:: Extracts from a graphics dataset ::
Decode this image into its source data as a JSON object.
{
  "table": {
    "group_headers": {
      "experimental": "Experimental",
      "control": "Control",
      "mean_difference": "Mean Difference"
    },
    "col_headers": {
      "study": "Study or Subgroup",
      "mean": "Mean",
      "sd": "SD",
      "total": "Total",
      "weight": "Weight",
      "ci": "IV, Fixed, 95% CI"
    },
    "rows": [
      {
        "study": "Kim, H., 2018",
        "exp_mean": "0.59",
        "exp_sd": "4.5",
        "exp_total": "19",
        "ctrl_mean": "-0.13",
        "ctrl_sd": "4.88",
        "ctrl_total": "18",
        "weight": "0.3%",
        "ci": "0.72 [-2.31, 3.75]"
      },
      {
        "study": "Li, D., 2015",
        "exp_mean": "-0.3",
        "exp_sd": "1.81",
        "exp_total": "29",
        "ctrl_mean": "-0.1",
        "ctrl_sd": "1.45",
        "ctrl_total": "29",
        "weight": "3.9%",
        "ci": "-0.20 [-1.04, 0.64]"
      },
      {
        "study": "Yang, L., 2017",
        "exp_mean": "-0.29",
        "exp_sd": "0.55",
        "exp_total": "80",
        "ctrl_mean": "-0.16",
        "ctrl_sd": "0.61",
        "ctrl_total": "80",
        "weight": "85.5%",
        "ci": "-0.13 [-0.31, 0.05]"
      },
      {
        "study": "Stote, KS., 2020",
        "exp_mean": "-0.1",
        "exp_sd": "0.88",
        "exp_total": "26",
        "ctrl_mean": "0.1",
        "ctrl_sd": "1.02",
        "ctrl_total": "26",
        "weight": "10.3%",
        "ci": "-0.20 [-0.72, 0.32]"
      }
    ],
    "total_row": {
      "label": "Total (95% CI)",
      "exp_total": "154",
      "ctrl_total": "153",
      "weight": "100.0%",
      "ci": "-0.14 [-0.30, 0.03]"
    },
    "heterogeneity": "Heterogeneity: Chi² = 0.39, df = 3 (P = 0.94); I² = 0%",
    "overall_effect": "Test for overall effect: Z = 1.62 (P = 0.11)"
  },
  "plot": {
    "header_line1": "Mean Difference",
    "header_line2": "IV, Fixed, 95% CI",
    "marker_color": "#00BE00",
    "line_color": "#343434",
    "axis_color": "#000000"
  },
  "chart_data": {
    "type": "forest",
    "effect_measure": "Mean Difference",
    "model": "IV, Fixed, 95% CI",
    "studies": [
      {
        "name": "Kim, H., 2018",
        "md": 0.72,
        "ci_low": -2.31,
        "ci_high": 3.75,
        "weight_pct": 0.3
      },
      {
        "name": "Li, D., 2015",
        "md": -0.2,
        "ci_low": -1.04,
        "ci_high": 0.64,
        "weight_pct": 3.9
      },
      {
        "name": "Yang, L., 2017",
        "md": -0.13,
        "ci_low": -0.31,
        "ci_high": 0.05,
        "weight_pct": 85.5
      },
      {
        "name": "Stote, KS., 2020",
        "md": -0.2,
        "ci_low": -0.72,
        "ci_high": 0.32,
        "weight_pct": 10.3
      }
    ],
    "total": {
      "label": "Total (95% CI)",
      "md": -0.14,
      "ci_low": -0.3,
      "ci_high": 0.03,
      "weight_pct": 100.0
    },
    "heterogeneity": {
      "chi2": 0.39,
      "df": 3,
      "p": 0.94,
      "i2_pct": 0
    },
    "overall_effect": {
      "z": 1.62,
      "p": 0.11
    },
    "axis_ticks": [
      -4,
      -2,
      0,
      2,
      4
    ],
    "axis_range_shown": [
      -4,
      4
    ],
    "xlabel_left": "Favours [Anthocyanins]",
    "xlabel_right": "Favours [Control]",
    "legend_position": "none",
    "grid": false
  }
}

:: Exercise requirements ::
Hand back the material above in full, exactly as written.

:: Task solution ::
Decode this image into its source data as a JSON object.
{
  "table": {
    "group_headers": {
      "experimental": "Experimental",
      "control": "Control",
      "mean_difference": "Mean Difference"
    },
    "col_headers": {
      "study": "Study or Subgroup",
      "mean": "Mean",
      "sd": "SD",
      "total": "Total",
      "weight": "Weight",
      "ci": "IV, Fixed, 95% CI"
    },
    "rows": [
      {
        "study": "Kim, H., 2018",
        "exp_mean": "0.59",
        "exp_sd": "4.5",
        "exp_total": "19",
        "ctrl_mean": "-0.13",
        "ctrl_sd": "4.88",
        "ctrl_total": "18",
        "weight": "0.3%",
        "ci": "0.72 [-2.31, 3.75]"
      },
      {
        "study": "Li, D., 2015",
        "exp_mean": "-0.3",
        "exp_sd": "1.81",
        "exp_total": "29",
        "ctrl_mean": "-0.1",
        "ctrl_sd": "1.45",
        "ctrl_total": "29",
        "weight": "3.9%",
        "ci": "-0.20 [-1.04, 0.64]"
      },
      {
        "study": "Yang, L., 2017",
        "exp_mean": "-0.29",
        "exp_sd": "0.55",
        "exp_total": "80",
        "ctrl_mean": "-0.16",
        "ctrl_sd": "0.61",
        "ctrl_total": "80",
        "weight": "85.5%",
        "ci": "-0.13 [-0.31, 0.05]"
      },
      {
        "study": "Stote, KS., 2020",
        "exp_mean": "-0.1",
        "exp_sd": "0.88",
        "exp_total": "26",
        "ctrl_mean": "0.1",
        "ctrl_sd": "1.02",
        "ctrl_total": "26",
        "weight": "10.3%",
        "ci": "-0.20 [-0.72, 0.32]"
      }
    ],
    "total_row": {
      "label": "Total (95% CI)",
      "exp_total": "154",
      "ctrl_total": "153",
      "weight": "100.0%",
      "ci": "-0.14 [-0.30, 0.03]"
    },
    "heterogeneity": "Heterogeneity: Chi² = 0.39, df = 3 (P = 0.94); I² = 0%",
    "overall_effect": "Test for overall effect: Z = 1.62 (P = 0.11)"
  },
  "plot": {
    "header_line1": "Mean Difference",
    "header_line2": "IV, Fixed, 95% CI",
    "marker_color": "#00BE00",
    "line_color": "#343434",
    "axis_color": "#000000"
  },
  "chart_data": {
    "type": "forest",
    "effect_measure": "Mean Difference",
    "model": "IV, Fixed, 95% CI",
    "studies": [
      {
        "name": "Kim, H., 2018",
        "md": 0.72,
        "ci_low": -2.31,
        "ci_high": 3.75,
        "weight_pct": 0.3
      },
      {
        "name": "Li, D., 2015",
        "md": -0.2,
        "ci_low": -1.04,
        "ci_high": 0.64,
        "weight_pct": 3.9
      },
      {
        "name": "Yang, L., 2017",
        "md": -0.13,
        "ci_low": -0.31,
        "ci_high": 0.05,
        "weight_pct": 85.5
      },
      {
        "name": "Stote, KS., 2020",
        "md": -0.2,
        "ci_low": -0.72,
        "ci_high": 0.32,
        "weight_pct": 10.3
      }
    ],
    "total": {
      "label": "Total (95% CI)",
      "md": -0.14,
      "ci_low": -0.3,
      "ci_high": 0.03,
      "weight_pct": 100.0
    },
    "heterogeneity": {
      "chi2": 0.39,
      "df": 3,
      "p": 0.94,
      "i2_pct": 0
    },
    "overall_effect": {
      "z": 1.62,
      "p": 0.11
    },
    "axis_ticks": [
      -4,
      -2,
      0,
      2,
      4
    ],
    "axis_range_shown": [
      -4,
      4
    ],
    "xlabel_left": "Favours [Anthocyanins]",
    "xlabel_right": "Favours [Control]",
    "legend_position": "none",
    "grid": false
  }
}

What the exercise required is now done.